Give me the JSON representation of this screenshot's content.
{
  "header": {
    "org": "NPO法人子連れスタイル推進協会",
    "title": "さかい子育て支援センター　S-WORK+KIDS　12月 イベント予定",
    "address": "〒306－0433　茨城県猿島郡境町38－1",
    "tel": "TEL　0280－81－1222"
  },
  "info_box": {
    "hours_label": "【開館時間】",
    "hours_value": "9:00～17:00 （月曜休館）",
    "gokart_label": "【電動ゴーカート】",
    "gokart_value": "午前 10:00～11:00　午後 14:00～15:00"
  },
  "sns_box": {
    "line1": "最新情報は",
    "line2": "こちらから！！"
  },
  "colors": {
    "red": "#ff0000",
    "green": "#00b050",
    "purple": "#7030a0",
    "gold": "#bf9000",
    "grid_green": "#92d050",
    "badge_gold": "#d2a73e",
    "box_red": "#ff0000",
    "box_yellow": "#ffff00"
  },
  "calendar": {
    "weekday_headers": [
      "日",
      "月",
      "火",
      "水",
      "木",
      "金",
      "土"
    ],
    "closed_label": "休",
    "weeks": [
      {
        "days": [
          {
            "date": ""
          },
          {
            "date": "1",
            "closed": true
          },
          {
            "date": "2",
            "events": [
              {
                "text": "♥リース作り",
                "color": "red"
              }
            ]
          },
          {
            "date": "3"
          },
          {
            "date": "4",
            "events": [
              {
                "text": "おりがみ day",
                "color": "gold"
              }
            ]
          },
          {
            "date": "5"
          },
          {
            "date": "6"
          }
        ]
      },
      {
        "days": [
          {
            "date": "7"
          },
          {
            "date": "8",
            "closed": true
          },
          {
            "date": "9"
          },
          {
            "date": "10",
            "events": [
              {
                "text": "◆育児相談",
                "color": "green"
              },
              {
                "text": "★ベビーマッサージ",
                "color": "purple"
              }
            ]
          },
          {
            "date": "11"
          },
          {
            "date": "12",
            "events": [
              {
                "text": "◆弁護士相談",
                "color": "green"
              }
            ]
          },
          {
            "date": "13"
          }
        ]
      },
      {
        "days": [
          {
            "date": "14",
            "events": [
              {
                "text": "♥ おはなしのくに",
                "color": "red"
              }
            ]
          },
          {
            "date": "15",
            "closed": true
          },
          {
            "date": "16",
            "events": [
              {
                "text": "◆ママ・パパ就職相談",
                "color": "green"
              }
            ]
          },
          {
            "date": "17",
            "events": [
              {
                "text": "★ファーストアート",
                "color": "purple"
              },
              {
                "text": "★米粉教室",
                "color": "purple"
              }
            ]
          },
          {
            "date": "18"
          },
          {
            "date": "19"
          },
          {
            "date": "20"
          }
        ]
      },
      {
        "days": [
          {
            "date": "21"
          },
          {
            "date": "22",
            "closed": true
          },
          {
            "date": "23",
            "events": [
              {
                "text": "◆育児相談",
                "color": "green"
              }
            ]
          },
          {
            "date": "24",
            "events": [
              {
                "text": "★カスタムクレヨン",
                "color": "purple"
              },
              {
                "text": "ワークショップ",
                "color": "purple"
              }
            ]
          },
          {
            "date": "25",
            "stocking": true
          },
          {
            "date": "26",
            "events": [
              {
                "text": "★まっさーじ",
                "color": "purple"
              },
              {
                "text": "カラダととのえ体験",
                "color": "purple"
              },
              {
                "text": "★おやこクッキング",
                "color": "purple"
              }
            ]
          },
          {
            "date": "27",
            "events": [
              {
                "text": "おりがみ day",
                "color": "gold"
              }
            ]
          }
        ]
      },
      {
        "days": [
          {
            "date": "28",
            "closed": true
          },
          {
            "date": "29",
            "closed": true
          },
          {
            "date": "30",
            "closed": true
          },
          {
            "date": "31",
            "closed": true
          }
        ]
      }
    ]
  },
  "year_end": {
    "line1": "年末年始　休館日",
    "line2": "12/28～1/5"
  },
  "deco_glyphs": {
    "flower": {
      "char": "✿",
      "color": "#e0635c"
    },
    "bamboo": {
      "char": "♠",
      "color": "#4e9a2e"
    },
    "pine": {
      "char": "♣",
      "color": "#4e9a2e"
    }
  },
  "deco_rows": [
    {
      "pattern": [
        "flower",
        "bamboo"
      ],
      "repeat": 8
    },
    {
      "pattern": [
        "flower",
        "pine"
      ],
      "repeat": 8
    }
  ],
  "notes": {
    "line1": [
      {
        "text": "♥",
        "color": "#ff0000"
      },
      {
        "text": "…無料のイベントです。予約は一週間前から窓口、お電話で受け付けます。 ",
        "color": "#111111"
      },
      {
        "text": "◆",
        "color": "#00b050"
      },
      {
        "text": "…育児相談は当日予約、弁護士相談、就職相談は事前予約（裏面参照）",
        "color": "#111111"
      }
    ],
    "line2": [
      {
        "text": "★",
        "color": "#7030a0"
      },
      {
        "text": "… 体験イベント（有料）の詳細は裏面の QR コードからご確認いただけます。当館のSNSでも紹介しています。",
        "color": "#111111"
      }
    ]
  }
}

Short problem: Without leaving anything out, give the entries again exactly.

Full solution:
Give me the JSON representation of this screenshot's content.
{
  "header": {
    "org": "NPO法人子連れスタイル推進協会",
    "title": "さかい子育て支援センター　S-WORK+KIDS　12月 イベント予定",
    "address": "〒306－0433　茨城県猿島郡境町38－1",
    "tel": "TEL　0280－81－1222"
  },
  "info_box": {
    "hours_label": "【開館時間】",
    "hours_value": "9:00～17:00 （月曜休館）",
    "gokart_label": "【電動ゴーカート】",
    "gokart_value": "午前 10:00～11:00　午後 14:00～15:00"
  },
  "sns_box": {
    "line1": "最新情報は",
    "line2": "こちらから！！"
  },
  "colors": {
    "red": "#ff0000",
    "green": "#00b050",
    "purple": "#7030a0",
    "gold": "#bf9000",
    "grid_green": "#92d050",
    "badge_gold": "#d2a73e",
    "box_red": "#ff0000",
    "box_yellow": "#ffff00"
  },
  "calendar": {
    "weekday_headers": [
      "日",
      "月",
      "火",
      "水",
      "木",
      "金",
      "土"
    ],
    "closed_label": "休",
    "weeks": [
      {
        "days": [
          {
            "date": ""
          },
          {
            "date": "1",
            "closed": true
          },
          {
            "date": "2",
            "events": [
              {
                "text": "♥リース作り",
                "color": "red"
              }
            ]
          },
          {
            "date": "3"
          },
          {
            "date": "4",
            "events": [
              {
                "text": "おりがみ day",
                "color": "gold"
              }
            ]
          },
          {
            "date": "5"
          },
          {
            "date": "6"
          }
        ]
      },
      {
        "days": [
          {
            "date": "7"
          },
          {
            "date": "8",
            "closed": true
          },
          {
            "date": "9"
          },
          {
            "date": "10",
            "events": [
              {
                "text": "◆育児相談",
                "color": "green"
              },
              {
                "text": "★ベビーマッサージ",
                "color": "purple"
              }
            ]
          },
          {
            "date": "11"
          },
          {
            "date": "12",
            "events": [
              {
                "text": "◆弁護士相談",
                "color": "green"
              }
            ]
          },
          {
            "date": "13"
          }
        ]
      },
      {
        "days": [
          {
            "date": "14",
            "events": [
              {
                "text": "♥ おはなしのくに",
                "color": "red"
              }
            ]
          },
          {
            "date": "15",
            "closed": true
          },
          {
            "date": "16",
            "events": [
              {
                "text": "◆ママ・パパ就職相談",
                "color": "green"
              }
            ]
          },
          {
            "date": "17",
            "events": [
              {
                "text": "★ファーストアート",
                "color": "purple"
              },
              {
                "text": "★米粉教室",
                "color": "purple"
              }
            ]
          },
          {
            "date": "18"
          },
          {
            "date": "19"
          },
          {
            "date": "20"
          }
        ]
      },
      {
        "days": [
          {
            "date": "21"
          },
          {
            "date": "22",
            "closed": true
          },
          {
            "date": "23",
            "events": [
              {
                "text": "◆育児相談",
                "color": "green"
              }
            ]
          },
          {
            "date": "24",
            "events": [
              {
                "text": "★カスタムクレヨン",
                "color": "purple"
              },
              {
                "text": "ワークショップ",
                "color": "purple"
              }
            ]
          },
          {
            "date": "25",
            "stocking": true
          },
          {
            "date": "26",
            "events": [
              {
                "text": "★まっさーじ",
                "color": "purple"
              },
              {
                "text": "カラダととのえ体験",
                "color": "purple"
              },
              {
                "text": "★おやこクッキング",
                "color": "purple"
              }
            ]
          },
          {
            "date": "27",
            "events": [
              {
                "text": "おりがみ day",
                "color": "gold"
              }
            ]
          }
        ]
      },
      {
        "days": [
          {
            "date": "28",
            "closed": true
          },
          {
            "date": "29",
            "closed": true
          },
          {
            "date": "30",
            "closed": true
          },
          {
            "date": "31",
            "closed": true
          }
        ]
      }
    ]
  },
  "year_end": {
    "line1": "年末年始　休館日",
    "line2": "12/28～1/5"
  },
  "deco_glyphs": {
    "flower": {
      "char": "✿",
      "color": "#e0635c"
    },
    "bamboo": {
      "char": "♠",
      "color": "#4e9a2e"
    },
    "pine": {
      "char": "♣",
      "color": "#4e9a2e"
    }
  },
  "deco_rows": [
    {
      "pattern": [
        "flower",
        "bamboo"
      ],
      "repeat": 8
    },
    {
      "pattern": [
        "flower",
        "pine"
      ],
      "repeat": 8
    }
  ],
  "notes": {
    "line1": [
      {
        "text": "♥",
        "color": "#ff0000"
      },
      {
        "text": "…無料のイベントです。予約は一週間前から窓口、お電話で受け付けます。 ",
        "color": "#111111"
      },
      {
        "text": "◆",
        "color": "#00b050"
      },
      {
        "text": "…育児相談は当日予約、弁護士相談、就職相談は事前予約（裏面参照）",
        "color": "#111111"
      }
    ],
    "line2": [
      {
        "text": "★",
        "color": "#7030a0"
      },
      {
        "text": "… 体験イベント（有料）の詳細は裏面の QR コードからご確認いただけます。当館のSNSでも紹介しています。",
        "color": "#111111"
      }
    ]
  }
}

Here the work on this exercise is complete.